### What you need to do
Within the records that follow, find every line containing the string "рублей". Copy those lines.

### Records to use
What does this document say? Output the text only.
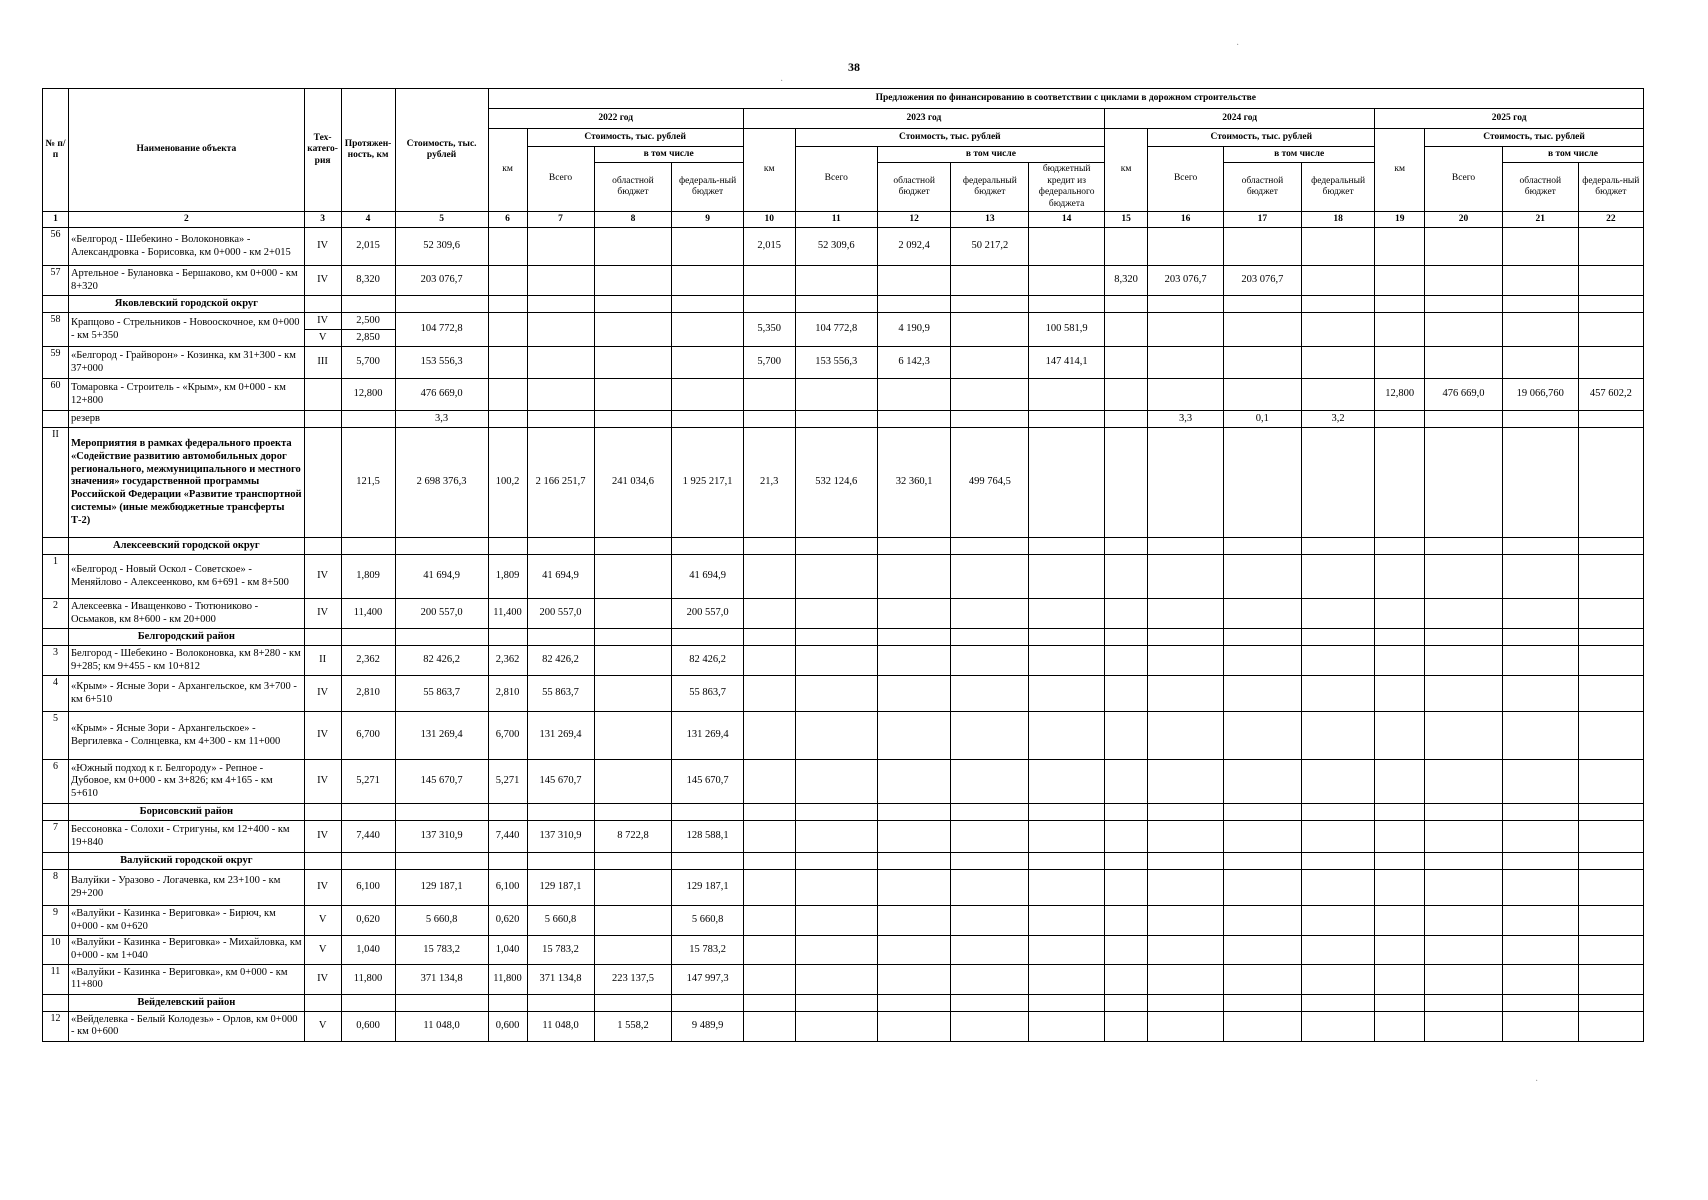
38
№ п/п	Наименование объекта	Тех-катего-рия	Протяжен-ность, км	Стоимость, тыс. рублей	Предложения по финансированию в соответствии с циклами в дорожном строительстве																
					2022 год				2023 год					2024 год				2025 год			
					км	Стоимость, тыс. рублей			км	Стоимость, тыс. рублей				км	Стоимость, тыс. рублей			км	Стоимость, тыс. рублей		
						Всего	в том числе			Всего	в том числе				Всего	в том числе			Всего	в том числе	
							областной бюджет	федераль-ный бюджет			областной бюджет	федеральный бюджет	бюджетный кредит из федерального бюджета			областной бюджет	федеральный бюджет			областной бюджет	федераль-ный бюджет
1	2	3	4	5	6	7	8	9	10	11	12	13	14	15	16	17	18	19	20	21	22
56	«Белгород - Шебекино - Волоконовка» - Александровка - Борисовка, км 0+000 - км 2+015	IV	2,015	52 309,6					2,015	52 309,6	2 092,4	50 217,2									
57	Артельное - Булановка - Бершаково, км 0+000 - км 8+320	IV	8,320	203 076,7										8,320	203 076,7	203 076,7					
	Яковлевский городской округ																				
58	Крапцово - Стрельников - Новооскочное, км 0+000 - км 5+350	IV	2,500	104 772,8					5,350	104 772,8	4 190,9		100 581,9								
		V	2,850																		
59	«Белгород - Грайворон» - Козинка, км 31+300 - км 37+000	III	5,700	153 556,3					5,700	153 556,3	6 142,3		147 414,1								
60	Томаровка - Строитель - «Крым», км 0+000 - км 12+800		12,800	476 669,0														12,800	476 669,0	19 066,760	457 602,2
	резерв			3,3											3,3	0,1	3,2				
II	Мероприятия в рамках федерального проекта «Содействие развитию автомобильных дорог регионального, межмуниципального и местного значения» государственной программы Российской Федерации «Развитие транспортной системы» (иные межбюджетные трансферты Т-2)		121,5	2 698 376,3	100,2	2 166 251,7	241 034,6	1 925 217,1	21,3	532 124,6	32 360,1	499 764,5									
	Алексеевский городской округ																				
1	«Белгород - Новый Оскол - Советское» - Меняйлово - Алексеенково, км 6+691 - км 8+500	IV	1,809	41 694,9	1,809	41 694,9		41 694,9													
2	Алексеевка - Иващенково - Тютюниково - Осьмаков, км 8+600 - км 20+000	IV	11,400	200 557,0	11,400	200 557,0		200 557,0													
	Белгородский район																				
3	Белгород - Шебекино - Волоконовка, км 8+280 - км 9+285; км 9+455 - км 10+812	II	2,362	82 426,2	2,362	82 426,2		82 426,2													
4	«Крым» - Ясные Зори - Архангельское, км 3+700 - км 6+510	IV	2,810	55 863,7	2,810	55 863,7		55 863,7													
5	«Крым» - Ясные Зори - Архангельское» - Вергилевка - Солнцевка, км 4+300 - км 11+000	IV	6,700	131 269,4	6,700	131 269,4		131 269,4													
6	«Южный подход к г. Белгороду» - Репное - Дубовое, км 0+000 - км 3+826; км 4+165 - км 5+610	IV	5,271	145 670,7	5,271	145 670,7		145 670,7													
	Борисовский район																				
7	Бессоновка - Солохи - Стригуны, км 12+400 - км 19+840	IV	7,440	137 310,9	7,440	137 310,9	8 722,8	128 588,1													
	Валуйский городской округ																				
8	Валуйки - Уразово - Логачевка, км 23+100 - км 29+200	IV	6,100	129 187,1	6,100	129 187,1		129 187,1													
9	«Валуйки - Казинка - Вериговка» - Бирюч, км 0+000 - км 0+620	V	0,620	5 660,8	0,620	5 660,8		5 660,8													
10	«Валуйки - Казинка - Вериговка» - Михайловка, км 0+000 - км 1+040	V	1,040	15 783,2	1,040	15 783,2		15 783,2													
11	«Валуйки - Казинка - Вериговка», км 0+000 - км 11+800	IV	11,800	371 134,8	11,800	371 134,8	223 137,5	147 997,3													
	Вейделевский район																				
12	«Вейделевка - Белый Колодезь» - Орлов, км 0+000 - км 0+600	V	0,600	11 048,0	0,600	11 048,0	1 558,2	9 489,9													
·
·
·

### Written response
№ п/п	Наименование объекта	Тех-катего-рия	Протяжен-ность, км	Стоимость, тыс. рублей	Предложения по финансированию в соответствии с циклами в дорожном строительстве																
					км	Стоимость, тыс. рублей			км	Стоимость, тыс. рублей				км	Стоимость, тыс. рублей			км	Стоимость, тыс. рублей		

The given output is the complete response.